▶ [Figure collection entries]
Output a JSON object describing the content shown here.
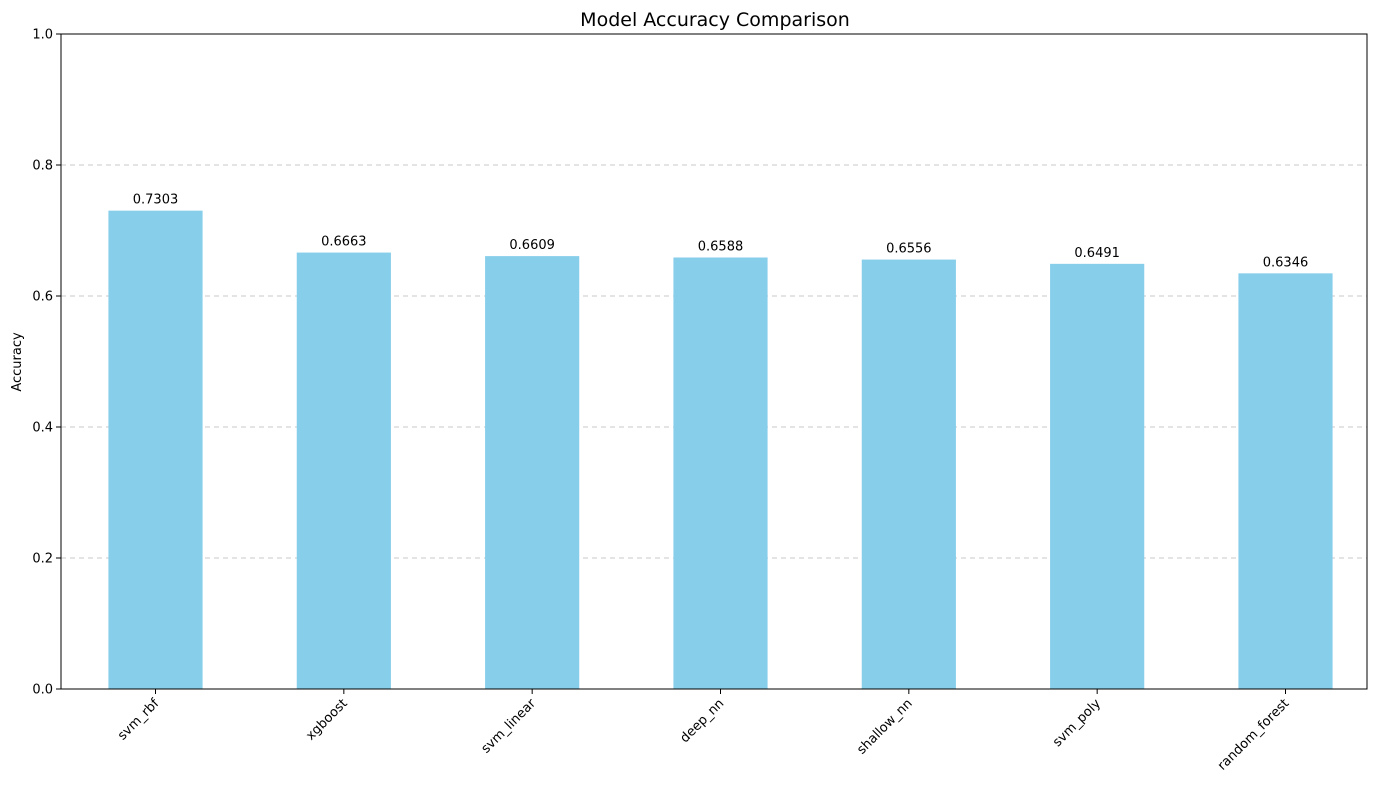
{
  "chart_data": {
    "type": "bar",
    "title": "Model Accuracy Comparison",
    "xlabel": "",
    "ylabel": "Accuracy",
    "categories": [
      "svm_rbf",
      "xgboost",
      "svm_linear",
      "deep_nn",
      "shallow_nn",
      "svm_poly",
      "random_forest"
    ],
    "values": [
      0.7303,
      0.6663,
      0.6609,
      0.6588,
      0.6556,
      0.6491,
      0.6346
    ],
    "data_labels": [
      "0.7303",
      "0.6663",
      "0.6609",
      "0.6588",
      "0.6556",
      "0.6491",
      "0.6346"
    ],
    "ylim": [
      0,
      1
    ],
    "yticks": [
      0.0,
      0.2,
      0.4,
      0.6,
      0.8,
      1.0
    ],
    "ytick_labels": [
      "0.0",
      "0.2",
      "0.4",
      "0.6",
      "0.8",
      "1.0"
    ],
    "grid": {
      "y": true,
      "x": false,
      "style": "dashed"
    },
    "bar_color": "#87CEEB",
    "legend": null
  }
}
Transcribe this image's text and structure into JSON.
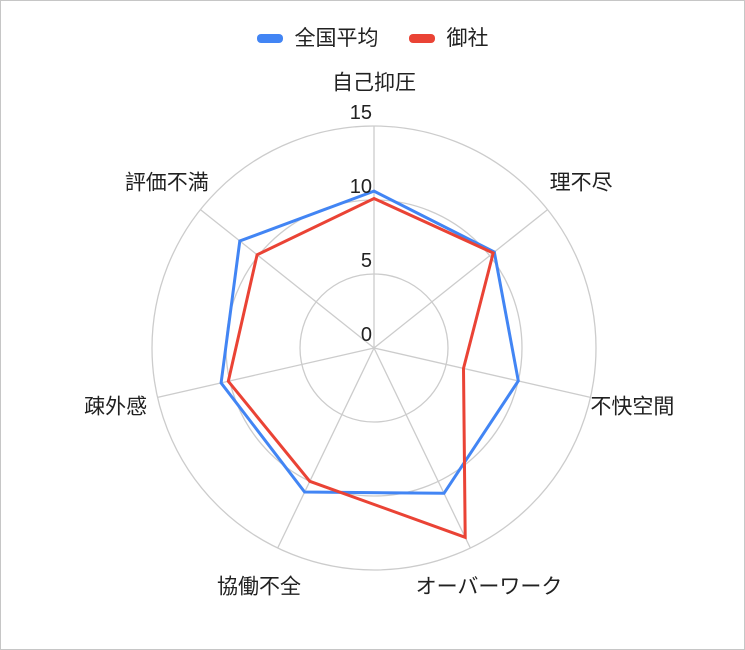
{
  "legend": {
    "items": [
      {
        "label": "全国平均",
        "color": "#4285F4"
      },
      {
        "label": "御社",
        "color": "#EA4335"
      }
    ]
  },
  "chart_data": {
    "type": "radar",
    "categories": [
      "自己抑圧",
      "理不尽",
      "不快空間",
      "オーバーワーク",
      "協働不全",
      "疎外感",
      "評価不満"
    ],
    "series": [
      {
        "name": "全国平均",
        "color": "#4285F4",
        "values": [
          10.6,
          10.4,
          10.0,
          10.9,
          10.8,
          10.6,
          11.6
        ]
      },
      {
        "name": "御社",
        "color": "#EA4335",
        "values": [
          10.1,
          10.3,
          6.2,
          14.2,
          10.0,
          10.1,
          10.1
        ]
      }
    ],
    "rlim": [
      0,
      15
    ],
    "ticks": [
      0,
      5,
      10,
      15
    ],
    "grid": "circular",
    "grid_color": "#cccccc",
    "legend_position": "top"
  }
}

▶ [SHORT EXERCISE] Write every record out again exactly; no pictures belong in the copy.

▶ [REPLY]
Output a JSON object describing the content shown here.
{
  "chart_data": {
    "type": "bar",
    "title": "Model Accuracy Comparison",
    "xlabel": "",
    "ylabel": "Accuracy",
    "categories": [
      "svm_rbf",
      "xgboost",
      "svm_linear",
      "deep_nn",
      "shallow_nn",
      "svm_poly",
      "random_forest"
    ],
    "values": [
      0.7303,
      0.6663,
      0.6609,
      0.6588,
      0.6556,
      0.6491,
      0.6346
    ],
    "data_labels": [
      "0.7303",
      "0.6663",
      "0.6609",
      "0.6588",
      "0.6556",
      "0.6491",
      "0.6346"
    ],
    "ylim": [
      0,
      1
    ],
    "yticks": [
      0.0,
      0.2,
      0.4,
      0.6,
      0.8,
      1.0
    ],
    "ytick_labels": [
      "0.0",
      "0.2",
      "0.4",
      "0.6",
      "0.8",
      "1.0"
    ],
    "grid": {
      "y": true,
      "x": false,
      "style": "dashed"
    },
    "bar_color": "#87CEEB",
    "legend": null
  }
}
Transcribe this image's text and structure into JSON.
{
  "legend": {
    "items": [
      {
        "label": "全国平均",
        "color": "#4285F4"
      },
      {
        "label": "御社",
        "color": "#EA4335"
      }
    ]
  },
  "chart_data": {
    "type": "radar",
    "categories": [
      "自己抑圧",
      "理不尽",
      "不快空間",
      "オーバーワーク",
      "協働不全",
      "疎外感",
      "評価不満"
    ],
    "series": [
      {
        "name": "全国平均",
        "color": "#4285F4",
        "values": [
          10.6,
          10.4,
          10.0,
          10.9,
          10.8,
          10.6,
          11.6
        ]
      },
      {
        "name": "御社",
        "color": "#EA4335",
        "values": [
          10.1,
          10.3,
          6.2,
          14.2,
          10.0,
          10.1,
          10.1
        ]
      }
    ],
    "rlim": [
      0,
      15
    ],
    "ticks": [
      0,
      5,
      10,
      15
    ],
    "grid": "circular",
    "grid_color": "#cccccc",
    "legend_position": "top"
  }
}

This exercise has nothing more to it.